TEXT BLOCK
▼

If Pokemon cards are good for you when you are young, are Magic the Gathering cards good for you when you older ? :D


To paraphrase Arthur C. Clarke: Any sufficiently advanced card game is indistinguishable from Magic.


And then after a while the Magic players start playing poker.


Meh, I thought this would be about toys like Lego. The ultimate dumb toy that makes smart. I mean dumb in a sense that the normal lego stones(?) are simple things but with imagination you can build anything with them.


Just because it hasn't got a microcontroller in it doesn't make it dumb, IMHO.


It's hard with my limited language skills. I rather meant the roughness. For example the older modular lego sets where you had lots of similar bricks (=dumb). Not complex parts (= not dumb). Like a clay brick versus a door. Ok, that's a bad analogy but it might give a better idea.

Maybe I just have the wrong thing in my mind for the word "dumb" though, I am not sure.


Isn't this just a parent-targeted rip-off of Everything Bad Is Good for You: How Today's Popular Culture Is Actually Making Us Smarter?

http://en.wikipedia.org/wiki/Everything_Bad_Is_Good_for_You


Very very interesting. We've been fighting our daughter's fascination with Webkins, but it's quite similar when I look at it from the perspective of Pokemon cards in the article.

▲

WHAT TO WORK ON
- 1) In the comment thread, whose words does one commenter paraphrase to say that any sufficiently advanced card game is indistinguishable from Magic?
- 2) Echo the portion of the comment thread that opens with the words containing "To paraphrase Arthur" and closes with "anything with them.".
The material that comes next has no connection to the comment thread.

MATERIAL SUPPLIED
▼

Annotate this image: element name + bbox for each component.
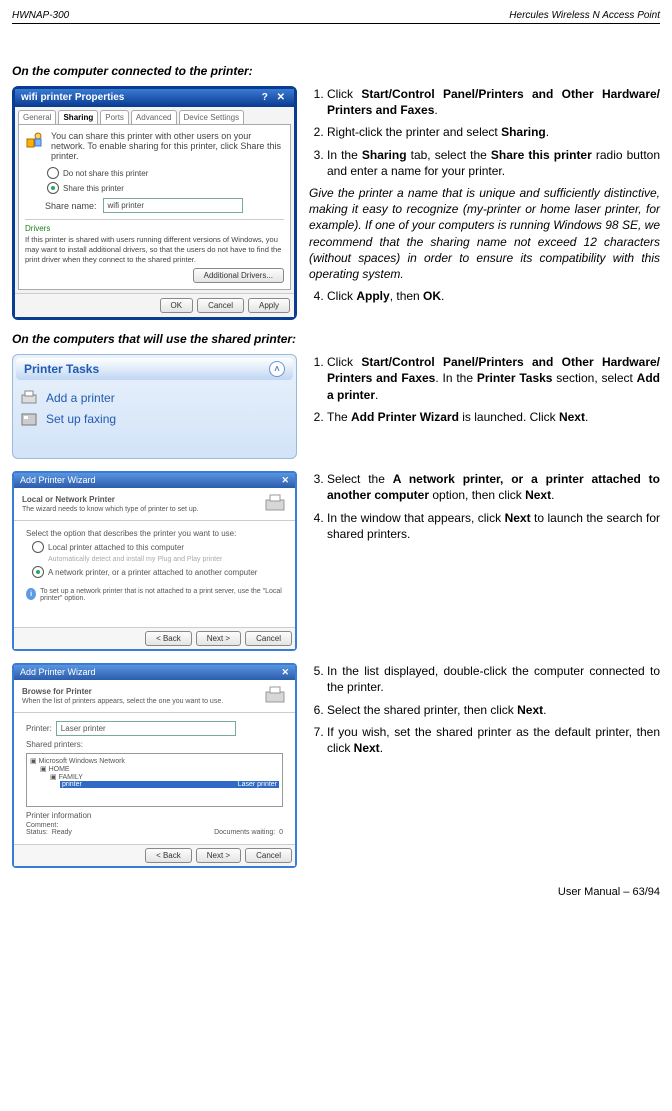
share-name-label: Share name:	[45, 201, 97, 211]
dialog-title: wifi printer Properties	[21, 92, 124, 103]
header-left: HWNAP-300	[12, 10, 69, 21]
shared-printers-tree[interactable]: ▣ Microsoft Windows Network ▣ HOME ▣ FAM…	[26, 753, 283, 807]
page-footer: User Manual – 63/94	[12, 886, 660, 898]
dialog-controls[interactable]: ? ✕	[262, 92, 288, 103]
s1-step1: Click Start/Control Panel/Printers and O…	[327, 86, 660, 118]
share-icon	[25, 131, 45, 151]
radio-local-printer[interactable]: Local printer attached to this computer	[32, 541, 283, 553]
tab-device-settings[interactable]: Device Settings	[179, 110, 245, 124]
printer-icon	[263, 492, 287, 516]
next-button[interactable]: Next >	[196, 848, 241, 863]
cancel-button[interactable]: Cancel	[245, 848, 292, 863]
header-right: Hercules Wireless N Access Point	[509, 10, 660, 21]
radio-network-printer[interactable]: A network printer, or a printer attached…	[32, 566, 283, 578]
tab-general[interactable]: General	[18, 110, 56, 124]
s1-note: Give the printer a name that is unique a…	[309, 185, 660, 282]
s2-step2: The Add Printer Wizard is launched. Clic…	[327, 409, 660, 425]
s2-step6: Select the shared printer, then click Ne…	[327, 702, 660, 718]
close-icon[interactable]: ✕	[281, 667, 289, 678]
printer-properties-dialog: wifi printer Properties ? ✕ General Shar…	[12, 86, 297, 320]
s2-step7: If you wish, set the shared printer as t…	[327, 724, 660, 756]
info-icon: i	[26, 588, 36, 600]
page-header: HWNAP-300 Hercules Wireless N Access Poi…	[12, 10, 660, 24]
share-info-text: You can share this printer with other us…	[51, 131, 284, 161]
close-icon[interactable]: ✕	[281, 475, 289, 486]
s1-step3: In the Sharing tab, select the Share thi…	[327, 147, 660, 179]
tab-ports[interactable]: Ports	[100, 110, 129, 124]
s1-step4: Click Apply, then OK.	[327, 288, 660, 304]
section2-title: On the computers that will use the share…	[12, 332, 660, 346]
drivers-text: If this printer is shared with users run…	[25, 235, 284, 264]
collapse-icon[interactable]: ˄	[269, 361, 285, 377]
add-printer-link[interactable]: Add a printer	[20, 389, 289, 407]
cancel-button[interactable]: Cancel	[245, 631, 292, 646]
s1-step2: Right-click the printer and select Shari…	[327, 124, 660, 140]
fax-icon	[20, 410, 38, 428]
section1-title: On the computer connected to the printer…	[12, 64, 660, 78]
radio-share[interactable]: Share this printer	[47, 182, 284, 194]
printer-icon	[20, 389, 38, 407]
additional-drivers-button[interactable]: Additional Drivers...	[193, 268, 284, 283]
s2-step4: In the window that appears, click Next t…	[327, 510, 660, 542]
s2-step3: Select the A network printer, or a print…	[327, 471, 660, 503]
radio-no-share[interactable]: Do not share this printer	[47, 167, 284, 179]
setup-faxing-link[interactable]: Set up faxing	[20, 410, 289, 428]
cancel-button[interactable]: Cancel	[197, 298, 244, 313]
back-button[interactable]: < Back	[145, 848, 192, 863]
ok-button[interactable]: OK	[160, 298, 194, 313]
printer-icon	[263, 684, 287, 708]
next-button[interactable]: Next >	[196, 631, 241, 646]
tab-advanced[interactable]: Advanced	[131, 110, 177, 124]
printer-field[interactable]: Laser printer	[56, 721, 236, 736]
tab-sharing[interactable]: Sharing	[58, 110, 98, 124]
add-printer-wizard-1: Add Printer Wizard✕ Local or Network Pri…	[12, 471, 297, 651]
s2-step1: Click Start/Control Panel/Printers and O…	[327, 354, 660, 403]
drivers-heading: Drivers	[25, 224, 284, 233]
printer-tasks-panel: Printer Tasks ˄ Add a printer Set up fax…	[12, 354, 297, 459]
apply-button[interactable]: Apply	[248, 298, 290, 313]
add-printer-wizard-2: Add Printer Wizard✕ Browse for Printer W…	[12, 663, 297, 868]
dialog-tabs: General Sharing Ports Advanced Device Se…	[15, 107, 294, 124]
share-name-input[interactable]: wifi printer	[103, 198, 243, 213]
back-button[interactable]: < Back	[145, 631, 192, 646]
task-panel-title: Printer Tasks	[24, 362, 99, 376]
s2-step5: In the list displayed, double-click the …	[327, 663, 660, 695]
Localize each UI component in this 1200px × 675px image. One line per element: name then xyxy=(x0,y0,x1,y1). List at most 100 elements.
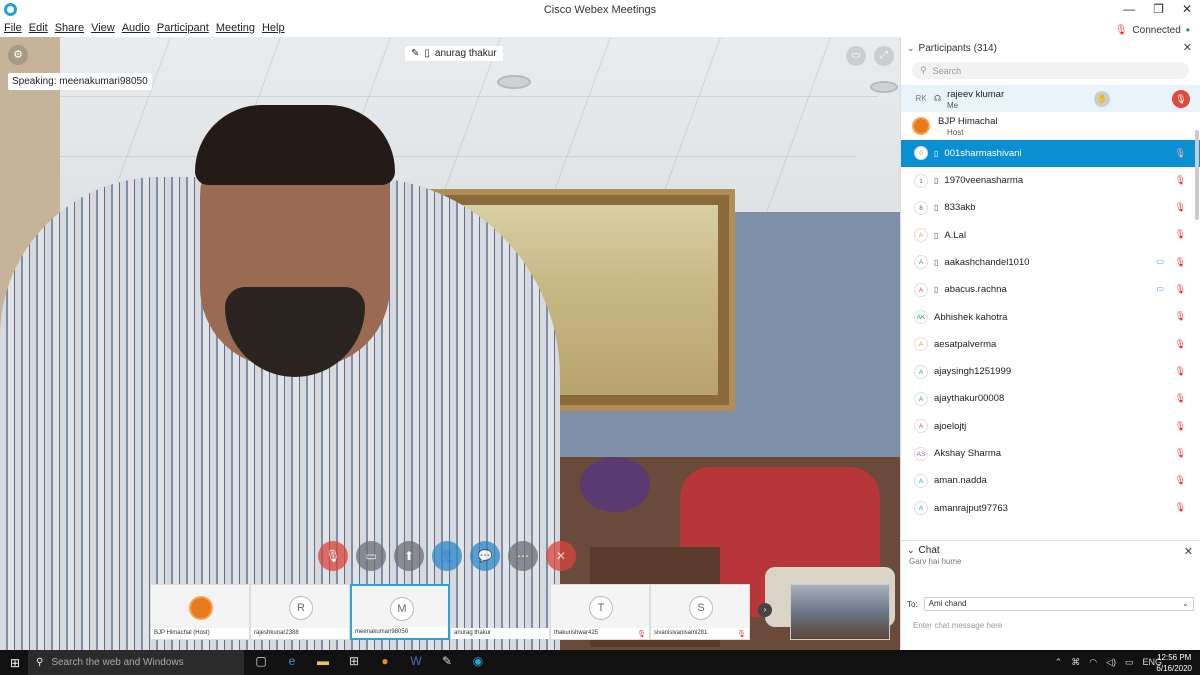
windows-start-icon[interactable]: ⊞ xyxy=(10,656,20,670)
participant-row[interactable]: 1 ▯ 1970veenasharma 🎙 xyxy=(901,167,1200,194)
more-button[interactable]: ⋯ xyxy=(508,541,538,571)
mic-muted-icon: 🎙 xyxy=(737,631,746,638)
mic-muted-icon: 🎙 xyxy=(637,631,646,638)
self-view[interactable] xyxy=(790,584,890,640)
participants-header[interactable]: ⌄ Participants (314) ✕ xyxy=(901,37,1200,59)
mic-muted-icon[interactable]: 🎙 xyxy=(1175,366,1186,377)
bjp-logo-icon xyxy=(912,116,930,135)
mic-muted-icon[interactable]: 🎙 xyxy=(1175,257,1186,268)
firefox-icon[interactable]: ● xyxy=(376,654,394,668)
participant-row[interactable]: A ▯ A.Lal 🎙 xyxy=(901,221,1200,248)
thumbnail-participant[interactable]: T thakurishwar425 🎙 xyxy=(550,584,650,640)
raise-hand-icon[interactable]: ✋ xyxy=(1094,91,1110,107)
participant-row[interactable]: A ajaysingh1251999 🎙 xyxy=(901,358,1200,385)
close-icon[interactable]: ✕ xyxy=(1184,545,1193,558)
task-view-icon[interactable]: ▢ xyxy=(252,654,270,668)
participant-row[interactable]: A ▯ aakashchandel1010 ▭ 🎙 xyxy=(901,249,1200,276)
volume-icon[interactable]: ◁) xyxy=(1106,657,1116,668)
phone-icon: ▯ xyxy=(934,230,939,240)
clock[interactable]: 12:56 PM 6/16/2020 xyxy=(1156,652,1192,674)
pin-icon[interactable]: ✎ xyxy=(411,48,419,59)
edge-icon[interactable]: e xyxy=(283,654,301,668)
file-explorer-icon[interactable]: ▬ xyxy=(314,654,332,668)
chevron-up-icon[interactable]: ⌃ xyxy=(1055,657,1063,668)
participant-row[interactable]: A ajaythakur00008 🎙 xyxy=(901,385,1200,412)
minimize-icon[interactable]: — xyxy=(1123,2,1135,16)
phone-icon: ▯ xyxy=(934,203,939,213)
wifi-icon[interactable]: ◠ xyxy=(1089,657,1097,668)
menu-share[interactable]: Share xyxy=(55,22,84,34)
chat-button[interactable]: 💬 xyxy=(470,541,500,571)
mic-muted-icon[interactable]: 🎙 xyxy=(1175,284,1186,295)
mic-muted-icon[interactable]: 🎙 xyxy=(1175,421,1186,432)
participant-row[interactable]: A ajoelojtj 🎙 xyxy=(901,413,1200,440)
mic-muted-icon[interactable]: 🎙 xyxy=(1175,339,1186,350)
participant-row-me[interactable]: RK ☊ rajeev klumar Me ✋ 🎙 xyxy=(901,85,1200,113)
participant-row[interactable]: A ▯ abacus.rachna ▭ 🎙 xyxy=(901,276,1200,303)
mic-muted-icon[interactable]: 🎙 xyxy=(1175,502,1186,513)
participant-row[interactable]: 0 ▯ 001sharmashivani 🎙 xyxy=(901,139,1200,167)
window-controls: — ❐ ✕ xyxy=(1123,2,1192,16)
bjp-logo-icon xyxy=(189,596,213,620)
connection-status-label: Connected xyxy=(1132,24,1181,36)
webex-taskbar-icon[interactable]: ◉ xyxy=(469,654,487,668)
chat-input[interactable]: Enter chat message here xyxy=(913,621,1002,630)
layout-icon[interactable]: ▭ xyxy=(846,46,866,66)
share-button[interactable]: ⬆ xyxy=(394,541,424,571)
store-icon[interactable]: ⊞ xyxy=(345,654,363,668)
participant-row[interactable]: 8 ▯ 833akb 🎙 xyxy=(901,194,1200,221)
main-video[interactable]: ⚙ Speaking: meenakumari98050 ✎ ▯ anurag … xyxy=(0,37,900,650)
participants-button[interactable]: 👤 xyxy=(432,541,462,571)
wifi-tool-icon[interactable]: ✎ xyxy=(438,654,456,668)
menu-view[interactable]: View xyxy=(91,22,115,34)
participant-row[interactable]: AK Abhishek kahotra 🎙 xyxy=(901,303,1200,330)
mic-muted-icon[interactable]: 🎙 xyxy=(1175,475,1186,486)
chevron-down-icon[interactable]: ⌄ xyxy=(907,545,915,556)
mic-muted-icon[interactable]: 🎙 xyxy=(1175,448,1186,459)
chevron-down-icon[interactable]: ⌄ xyxy=(907,43,915,54)
participant-row[interactable]: AS Akshay Sharma 🎙 xyxy=(901,440,1200,467)
fullscreen-icon[interactable]: ⤢ xyxy=(874,46,894,66)
mic-muted-icon[interactable]: 🎙 xyxy=(1175,311,1186,322)
thumbnail-participant[interactable]: S sivanisivanisami281 🎙 xyxy=(650,584,750,640)
participant-row[interactable]: A amanrajput97763 🎙 xyxy=(901,494,1200,521)
strip-next-icon[interactable]: › xyxy=(758,603,772,617)
participant-row-host[interactable]: BJP Himachal Host xyxy=(901,112,1200,139)
menu-meeting[interactable]: Meeting xyxy=(216,22,255,34)
mic-muted-icon[interactable]: 🎙 xyxy=(1175,148,1186,159)
participant-row[interactable]: A aesatpalverma 🎙 xyxy=(901,331,1200,358)
thumbnail-participant[interactable]: M meenakumari98050 xyxy=(350,584,450,640)
mic-muted-icon[interactable]: 🎙 xyxy=(1175,393,1186,404)
close-icon[interactable]: ✕ xyxy=(1183,41,1192,54)
mic-muted-icon[interactable]: 🎙 xyxy=(1175,229,1186,240)
mic-muted-icon[interactable]: 🎙 xyxy=(1115,25,1128,36)
settings-gear-icon[interactable]: ⚙ xyxy=(8,45,28,65)
mute-mic-button[interactable]: 🎙 xyxy=(318,541,348,571)
thumbnail-participant[interactable]: R rajeshkunar2388 xyxy=(250,584,350,640)
participant-search[interactable]: ⚲ Search xyxy=(912,62,1189,79)
taskbar-search[interactable]: ⚲ Search the web and Windows xyxy=(28,650,244,675)
chat-recipient-select[interactable]: Ami chand ⌄ xyxy=(923,597,1194,611)
network-icon[interactable]: ⌘ xyxy=(1071,657,1080,668)
menu-participant[interactable]: Participant xyxy=(157,22,209,34)
menu-audio[interactable]: Audio xyxy=(122,22,150,34)
headset-icon: ☊ xyxy=(934,94,942,104)
thumbnail-participant[interactable]: BJP Himachal (Host) xyxy=(150,584,250,640)
thumbnail-participant[interactable]: anurag thakur xyxy=(450,584,550,640)
menu-help[interactable]: Help xyxy=(262,22,285,34)
chat-title: Chat xyxy=(918,545,940,556)
restore-icon[interactable]: ❐ xyxy=(1153,2,1164,16)
close-icon[interactable]: ✕ xyxy=(1182,2,1192,16)
menu-edit[interactable]: Edit xyxy=(29,22,48,34)
more-dot-icon[interactable]: • xyxy=(1186,23,1190,37)
word-icon[interactable]: W xyxy=(407,654,425,668)
mic-muted-icon[interactable]: 🎙 xyxy=(1175,202,1186,213)
mic-muted-icon[interactable]: 🎙 xyxy=(1175,175,1186,186)
participant-scrollbar[interactable] xyxy=(1195,130,1199,220)
menu-file[interactable]: File xyxy=(4,22,22,34)
stop-video-button[interactable]: ▭ xyxy=(356,541,386,571)
participant-row[interactable]: A aman.nadda 🎙 xyxy=(901,467,1200,494)
mute-self-icon[interactable]: 🎙 xyxy=(1172,90,1190,108)
leave-button[interactable]: ✕ xyxy=(546,541,576,571)
battery-icon[interactable]: ▭ xyxy=(1125,657,1134,668)
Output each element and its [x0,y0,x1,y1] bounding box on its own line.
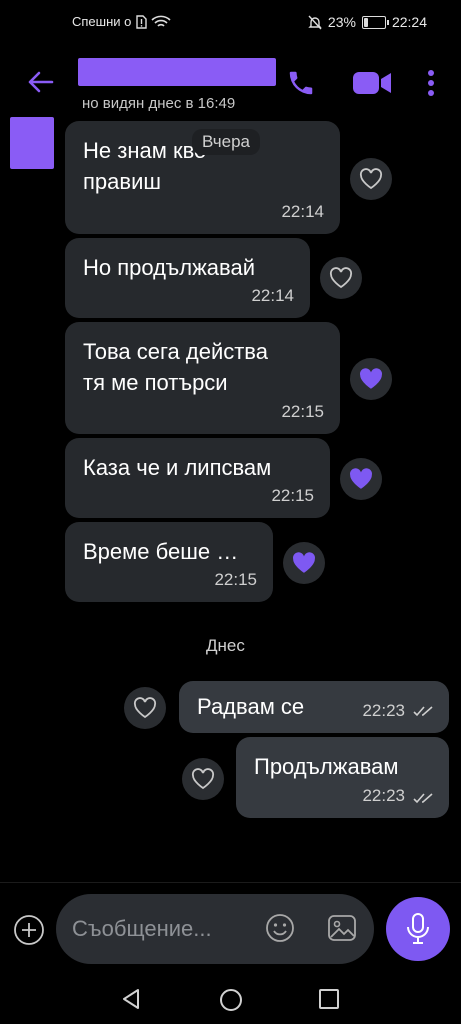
sim-alert-icon [136,14,148,29]
smiley-icon [266,914,294,942]
status-left: Спешни о [72,14,171,29]
message-text: Това сега действа тя ме потърси [83,339,268,395]
circle-home-icon [220,989,242,1011]
like-button-active[interactable] [340,458,382,500]
heart-outline-icon [191,768,215,790]
video-call-button[interactable] [352,68,392,103]
phone-icon [289,71,313,95]
like-button[interactable] [182,758,224,800]
message-bubble[interactable]: Но продължавай 22:14 [65,238,310,318]
carrier-text: Спешни о [72,14,132,29]
heart-outline-icon [359,168,383,190]
clock: 22:24 [391,14,427,30]
more-vertical-icon [428,70,434,96]
more-options-button[interactable] [426,68,436,103]
system-nav-bar [0,970,461,1024]
like-button-active[interactable] [350,358,392,400]
like-button[interactable] [320,257,362,299]
message-text: Не знам кво правиш [83,138,207,194]
composer-divider [0,882,461,883]
triangle-back-icon [123,989,139,1009]
square-recents-icon [319,989,339,1009]
bell-muted-icon [308,15,322,29]
heart-filled-icon [293,552,316,573]
nav-back-button[interactable] [120,988,142,1015]
date-separator-today: Днес [206,636,245,655]
message-bubble-outgoing[interactable]: Радвам се 22:23 [179,681,449,733]
message-time: 22:15 [281,402,324,421]
date-separator-yesterday: Вчера [192,129,260,155]
video-camera-icon [353,72,391,94]
status-bar: Спешни о 23% 22:24 [0,0,461,44]
message-input-placeholder: Съобщение... [72,916,212,941]
message-time: 22:14 [251,286,294,305]
contact-avatar-redacted[interactable] [10,117,54,169]
battery-percent: 23% [327,14,356,30]
message-bubble-outgoing[interactable]: Продължавам 22:23 [236,737,449,818]
message-time: 22:15 [271,486,314,505]
back-arrow-icon [28,71,54,93]
nav-recents-button[interactable] [318,988,340,1015]
message-time: 22:15 [214,570,257,589]
message-text: Каза че и липсвам [83,455,272,480]
battery-icon [361,15,389,29]
like-button[interactable] [124,687,166,729]
nav-home-button[interactable] [219,988,243,1017]
mic-icon [407,913,429,944]
call-button[interactable] [286,68,316,103]
heart-filled-icon [350,468,373,489]
message-text: Време беше … [83,539,239,564]
wifi-icon [151,15,171,27]
status-right: 23% 22:24 [308,14,427,30]
message-bubble[interactable]: Това сега действа тя ме потърси 22:15 [65,322,340,434]
gallery-icon [328,915,356,941]
contact-name-redacted[interactable] [78,58,276,86]
like-button[interactable] [350,158,392,200]
message-time: 22:23 [362,786,405,805]
message-bubble[interactable]: Време беше … 22:15 [65,522,273,602]
message-text: Но продължавай [83,255,255,280]
message-text: Продължавам [254,754,399,779]
emoji-button[interactable] [264,912,296,949]
message-text: Радвам се [197,694,305,719]
plus-icon [14,915,44,945]
heart-outline-icon [133,697,157,719]
heart-outline-icon [329,267,353,289]
chat-header: но видян днес в 16:49 [0,44,461,122]
message-input[interactable]: Съобщение... [56,894,374,964]
gallery-button[interactable] [326,912,358,949]
back-button[interactable] [26,70,54,99]
heart-filled-icon [360,368,383,389]
read-ticks-icon [413,706,433,717]
read-ticks-icon [413,793,433,804]
last-seen-status: но видян днес в 16:49 [82,95,236,112]
message-time: 22:23 [362,701,405,720]
like-button-active[interactable] [283,542,325,584]
attach-button[interactable] [12,913,46,952]
message-bubble[interactable]: Каза че и липсвам 22:15 [65,438,330,518]
voice-message-button[interactable] [386,897,450,961]
message-time: 22:14 [281,202,324,221]
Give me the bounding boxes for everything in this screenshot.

▲

RESULTS
- 1) Arthur C. Clarke

- 2)
To paraphrase Arthur C. Clarke: Any sufficiently advanced card game is indistinguishable from Magic.


And then after a while the Magic players start playing poker.


Meh, I thought this would be about toys like Lego. The ultimate dumb toy that makes smart. I mean dumb in a sense that the normal lego stones(?) are simple things but with imagination you can build anything with them.